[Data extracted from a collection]
++++
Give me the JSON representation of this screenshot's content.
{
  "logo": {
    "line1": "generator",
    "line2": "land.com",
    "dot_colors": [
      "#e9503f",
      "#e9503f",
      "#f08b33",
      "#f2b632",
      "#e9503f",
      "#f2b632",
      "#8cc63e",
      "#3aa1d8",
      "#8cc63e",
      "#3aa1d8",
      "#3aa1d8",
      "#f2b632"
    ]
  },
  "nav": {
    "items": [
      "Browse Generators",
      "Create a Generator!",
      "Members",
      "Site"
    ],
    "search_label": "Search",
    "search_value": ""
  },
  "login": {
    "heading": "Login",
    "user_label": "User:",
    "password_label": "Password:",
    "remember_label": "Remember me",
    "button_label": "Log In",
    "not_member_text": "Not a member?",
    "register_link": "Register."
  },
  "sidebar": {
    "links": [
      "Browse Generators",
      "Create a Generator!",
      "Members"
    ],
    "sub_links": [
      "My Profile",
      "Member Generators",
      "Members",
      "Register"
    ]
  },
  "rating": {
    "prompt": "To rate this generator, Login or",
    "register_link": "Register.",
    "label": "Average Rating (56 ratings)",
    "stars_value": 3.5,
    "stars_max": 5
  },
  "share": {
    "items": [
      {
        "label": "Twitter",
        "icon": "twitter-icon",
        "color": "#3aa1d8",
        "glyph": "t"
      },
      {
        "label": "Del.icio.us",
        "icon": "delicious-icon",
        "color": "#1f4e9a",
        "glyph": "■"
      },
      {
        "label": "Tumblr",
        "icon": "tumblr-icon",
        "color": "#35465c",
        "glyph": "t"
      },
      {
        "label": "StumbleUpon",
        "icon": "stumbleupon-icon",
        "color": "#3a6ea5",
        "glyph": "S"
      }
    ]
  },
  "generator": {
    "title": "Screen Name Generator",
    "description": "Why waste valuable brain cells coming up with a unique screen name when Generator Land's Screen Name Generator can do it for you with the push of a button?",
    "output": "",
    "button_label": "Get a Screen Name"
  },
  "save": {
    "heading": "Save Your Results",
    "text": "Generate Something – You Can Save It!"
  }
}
++++
TASK DETAILS
Every entry, from the first line to the last, should be retyped exactly.

EXPECTED ANSWER
Give me the JSON representation of this screenshot's content.
{
  "logo": {
    "line1": "generator",
    "line2": "land.com",
    "dot_colors": [
      "#e9503f",
      "#e9503f",
      "#f08b33",
      "#f2b632",
      "#e9503f",
      "#f2b632",
      "#8cc63e",
      "#3aa1d8",
      "#8cc63e",
      "#3aa1d8",
      "#3aa1d8",
      "#f2b632"
    ]
  },
  "nav": {
    "items": [
      "Browse Generators",
      "Create a Generator!",
      "Members",
      "Site"
    ],
    "search_label": "Search",
    "search_value": ""
  },
  "login": {
    "heading": "Login",
    "user_label": "User:",
    "password_label": "Password:",
    "remember_label": "Remember me",
    "button_label": "Log In",
    "not_member_text": "Not a member?",
    "register_link": "Register."
  },
  "sidebar": {
    "links": [
      "Browse Generators",
      "Create a Generator!",
      "Members"
    ],
    "sub_links": [
      "My Profile",
      "Member Generators",
      "Members",
      "Register"
    ]
  },
  "rating": {
    "prompt": "To rate this generator, Login or",
    "register_link": "Register.",
    "label": "Average Rating (56 ratings)",
    "stars_value": 3.5,
    "stars_max": 5
  },
  "share": {
    "items": [
      {
        "label": "Twitter",
        "icon": "twitter-icon",
        "color": "#3aa1d8",
        "glyph": "t"
      },
      {
        "label": "Del.icio.us",
        "icon": "delicious-icon",
        "color": "#1f4e9a",
        "glyph": "■"
      },
      {
        "label": "Tumblr",
        "icon": "tumblr-icon",
        "color": "#35465c",
        "glyph": "t"
      },
      {
        "label": "StumbleUpon",
        "icon": "stumbleupon-icon",
        "color": "#3a6ea5",
        "glyph": "S"
      }
    ]
  },
  "generator": {
    "title": "Screen Name Generator",
    "description": "Why waste valuable brain cells coming up with a unique screen name when Generator Land's Screen Name Generator can do it for you with the push of a button?",
    "output": "",
    "button_label": "Get a Screen Name"
  },
  "save": {
    "heading": "Save Your Results",
    "text": "Generate Something – You Can Save It!"
  }
}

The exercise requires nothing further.